» **OBJECTIVE**
Set out the material from its first line through the line containing "The rod 130 is at (747, 263)." as a Markdown table with the columns Row and Line, one numbered row per line and blank lines omitted.

═══ DATA ROWS ═══

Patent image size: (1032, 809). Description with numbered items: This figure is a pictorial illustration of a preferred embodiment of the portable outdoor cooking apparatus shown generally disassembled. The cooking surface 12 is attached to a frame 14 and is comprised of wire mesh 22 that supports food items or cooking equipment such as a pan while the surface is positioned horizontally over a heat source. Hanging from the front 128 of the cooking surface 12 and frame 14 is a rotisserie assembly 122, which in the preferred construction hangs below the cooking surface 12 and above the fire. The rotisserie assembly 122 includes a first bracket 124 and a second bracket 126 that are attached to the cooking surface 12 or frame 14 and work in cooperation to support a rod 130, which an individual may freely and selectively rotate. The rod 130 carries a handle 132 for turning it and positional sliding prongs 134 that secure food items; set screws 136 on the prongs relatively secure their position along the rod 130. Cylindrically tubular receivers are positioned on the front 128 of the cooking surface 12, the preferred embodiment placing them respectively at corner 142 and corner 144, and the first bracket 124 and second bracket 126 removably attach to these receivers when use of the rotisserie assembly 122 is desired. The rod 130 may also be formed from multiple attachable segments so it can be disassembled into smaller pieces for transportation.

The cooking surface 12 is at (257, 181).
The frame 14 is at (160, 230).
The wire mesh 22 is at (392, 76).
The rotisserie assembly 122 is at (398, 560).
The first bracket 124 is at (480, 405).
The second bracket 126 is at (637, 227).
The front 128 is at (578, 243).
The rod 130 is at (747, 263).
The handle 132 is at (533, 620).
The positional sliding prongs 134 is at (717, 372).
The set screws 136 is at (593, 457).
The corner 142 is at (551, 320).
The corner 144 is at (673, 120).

═══

» **FINISHED TASK**
| Row | Line |
|---|---|
| 1 | Patent image size: (1032, 809). Description with numbered items: This figure is a pictorial illustration of a preferred embodiment of the portable outdoor cooking apparatus shown generally disassembled. The cooking surface 12 is attached to a frame 14 and is comprised of wire mesh 22 that supports food items or cooking equipment such as a pan while the surface is positioned horizontally over a heat source. Hanging from the front 128 of the cooking surface 12 and frame 14 is a rotisserie assembly 122, which in the preferred construction hangs below the cooking surface 12 and above the fire. The rotisserie assembly 122 includes a first bracket 124 and a second bracket 126 that are attached to the cooking surface 12 or frame 14 and work in cooperation to support a rod 130, which an individual may freely and selectively rotate. The rod 130 carries a handle 132 for turning it and positional sliding prongs 134 that secure food items; set screws 136 on the prongs relatively secure their position along the rod 130. Cylindrically tubular receivers are positioned on the front 128 of the cooking surface 12, the preferred embodiment placing them respectively at corner 142 and corner 144, and the first bracket 124 and second bracket 126 removably attach to these receivers when use of the rotisserie assembly 122 is desired. The rod 130 may also be formed from multiple attachable segments so it can be disassembled into smaller pieces for transportation. |
| 2 | The cooking surface 12 is at (257, 181). |
| 3 | The frame 14 is at (160, 230). |
| 4 | The wire mesh 22 is at (392, 76). |
| 5 | The rotisserie assembly 122 is at (398, 560). |
| 6 | The first bracket 124 is at (480, 405). |
| 7 | The second bracket 126 is at (637, 227). |
| 8 | The front 128 is at (578, 243). |
| 9 | The rod 130 is at (747, 263). |